Exercise brief: Rewrite the lines below as a Markdown table with two columns, Row and Text: put each line's number in Row and the line itself in Text, and leave out any blank lines.

= = = = = = =

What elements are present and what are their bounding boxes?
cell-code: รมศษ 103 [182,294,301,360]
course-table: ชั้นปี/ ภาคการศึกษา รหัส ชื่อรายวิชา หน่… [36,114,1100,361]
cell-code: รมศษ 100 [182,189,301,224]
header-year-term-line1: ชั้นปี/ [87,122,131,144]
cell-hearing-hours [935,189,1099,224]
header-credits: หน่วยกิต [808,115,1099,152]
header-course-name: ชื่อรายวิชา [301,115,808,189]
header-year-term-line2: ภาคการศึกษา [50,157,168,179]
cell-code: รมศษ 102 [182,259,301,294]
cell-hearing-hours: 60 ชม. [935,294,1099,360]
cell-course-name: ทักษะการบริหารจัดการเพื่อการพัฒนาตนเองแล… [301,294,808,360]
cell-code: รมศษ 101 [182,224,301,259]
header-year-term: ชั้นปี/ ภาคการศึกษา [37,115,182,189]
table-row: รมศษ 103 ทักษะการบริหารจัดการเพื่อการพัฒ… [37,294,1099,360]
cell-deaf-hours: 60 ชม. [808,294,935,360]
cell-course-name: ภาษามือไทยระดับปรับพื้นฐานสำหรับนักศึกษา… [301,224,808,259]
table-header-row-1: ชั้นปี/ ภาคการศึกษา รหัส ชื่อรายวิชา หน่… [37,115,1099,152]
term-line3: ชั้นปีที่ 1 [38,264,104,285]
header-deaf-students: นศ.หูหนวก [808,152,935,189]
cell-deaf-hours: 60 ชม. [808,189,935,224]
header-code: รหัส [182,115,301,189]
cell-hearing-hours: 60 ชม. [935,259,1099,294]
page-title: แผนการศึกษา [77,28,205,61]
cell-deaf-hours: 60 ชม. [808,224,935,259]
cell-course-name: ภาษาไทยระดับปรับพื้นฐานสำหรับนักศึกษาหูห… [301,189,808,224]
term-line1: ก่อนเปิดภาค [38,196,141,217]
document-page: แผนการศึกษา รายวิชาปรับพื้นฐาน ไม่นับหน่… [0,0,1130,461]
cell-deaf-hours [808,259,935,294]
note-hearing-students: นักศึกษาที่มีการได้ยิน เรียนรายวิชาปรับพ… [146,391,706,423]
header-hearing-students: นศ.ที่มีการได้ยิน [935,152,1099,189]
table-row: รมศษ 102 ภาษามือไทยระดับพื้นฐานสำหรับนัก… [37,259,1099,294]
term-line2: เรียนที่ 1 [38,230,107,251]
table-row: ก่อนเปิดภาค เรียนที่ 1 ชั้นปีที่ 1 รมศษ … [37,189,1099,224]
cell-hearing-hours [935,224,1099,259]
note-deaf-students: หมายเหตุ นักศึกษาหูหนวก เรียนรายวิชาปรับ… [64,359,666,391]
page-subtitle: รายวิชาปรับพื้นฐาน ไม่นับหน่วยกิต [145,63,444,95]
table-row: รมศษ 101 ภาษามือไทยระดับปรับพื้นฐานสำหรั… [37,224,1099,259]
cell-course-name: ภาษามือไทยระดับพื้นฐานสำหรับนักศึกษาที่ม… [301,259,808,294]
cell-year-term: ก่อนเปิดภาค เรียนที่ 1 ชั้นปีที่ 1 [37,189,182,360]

= = = = = = =

Exercise answer:
| Row | Text |
|---|---|
| 1 | What elements are present and what are their bounding boxes? |
| 2 | cell-code: รมศษ 103 [182,294,301,360] |
| 3 | course-table: ชั้นปี/ ภาคการศึกษา รหัส ชื่อรายวิชา หน่… [36,114,1100,361] |
| 4 | cell-code: รมศษ 100 [182,189,301,224] |
| 5 | header-year-term-line1: ชั้นปี/ [87,122,131,144] |
| 6 | cell-hearing-hours [935,189,1099,224] |
| 7 | header-credits: หน่วยกิต [808,115,1099,152] |
| 8 | header-course-name: ชื่อรายวิชา [301,115,808,189] |
| 9 | header-year-term-line2: ภาคการศึกษา [50,157,168,179] |
| 10 | cell-code: รมศษ 102 [182,259,301,294] |
| 11 | cell-hearing-hours: 60 ชม. [935,294,1099,360] |
| 12 | cell-course-name: ทักษะการบริหารจัดการเพื่อการพัฒนาตนเองแล… [301,294,808,360] |
| 13 | cell-code: รมศษ 101 [182,224,301,259] |
| 14 | header-year-term: ชั้นปี/ ภาคการศึกษา [37,115,182,189] |
| 15 | table-row: รมศษ 103 ทักษะการบริหารจัดการเพื่อการพัฒ… [37,294,1099,360] |
| 16 | cell-deaf-hours: 60 ชม. [808,294,935,360] |
| 17 | cell-course-name: ภาษามือไทยระดับปรับพื้นฐานสำหรับนักศึกษา… [301,224,808,259] |
| 18 | table-header-row-1: ชั้นปี/ ภาคการศึกษา รหัส ชื่อรายวิชา หน่… [37,115,1099,152] |
| 19 | term-line3: ชั้นปีที่ 1 [38,264,104,285] |
| 20 | header-deaf-students: นศ.หูหนวก [808,152,935,189] |
| 21 | cell-deaf-hours: 60 ชม. [808,189,935,224] |
| 22 | header-code: รหัส [182,115,301,189] |
| 23 | cell-hearing-hours: 60 ชม. [935,259,1099,294] |
| 24 | page-title: แผนการศึกษา [77,28,205,61] |
| 25 | cell-deaf-hours: 60 ชม. [808,224,935,259] |
| 26 | cell-course-name: ภาษาไทยระดับปรับพื้นฐานสำหรับนักศึกษาหูห… [301,189,808,224] |
| 27 | term-line1: ก่อนเปิดภาค [38,196,141,217] |
| 28 | document-page: แผนการศึกษา รายวิชาปรับพื้นฐาน ไม่นับหน่… [0,0,1130,461] |
| 29 | cell-deaf-hours [808,259,935,294] |
| 30 | note-hearing-students: นักศึกษาที่มีการได้ยิน เรียนรายวิชาปรับพ… [146,391,706,423] |
| 31 | header-hearing-students: นศ.ที่มีการได้ยิน [935,152,1099,189] |
| 32 | table-row: รมศษ 102 ภาษามือไทยระดับพื้นฐานสำหรับนัก… [37,259,1099,294] |
| 33 | term-line2: เรียนที่ 1 [38,230,107,251] |
| 34 | table-row: ก่อนเปิดภาค เรียนที่ 1 ชั้นปีที่ 1 รมศษ … [37,189,1099,224] |
| 35 | cell-hearing-hours [935,224,1099,259] |
| 36 | note-deaf-students: หมายเหตุ นักศึกษาหูหนวก เรียนรายวิชาปรับ… [64,359,666,391] |
| 37 | page-subtitle: รายวิชาปรับพื้นฐาน ไม่นับหน่วยกิต [145,63,444,95] |
| 38 | table-row: รมศษ 101 ภาษามือไทยระดับปรับพื้นฐานสำหรั… [37,224,1099,259] |
| 39 | cell-course-name: ภาษามือไทยระดับพื้นฐานสำหรับนักศึกษาที่ม… [301,259,808,294] |
| 40 | cell-year-term: ก่อนเปิดภาค เรียนที่ 1 ชั้นปีที่ 1 [37,189,182,360] |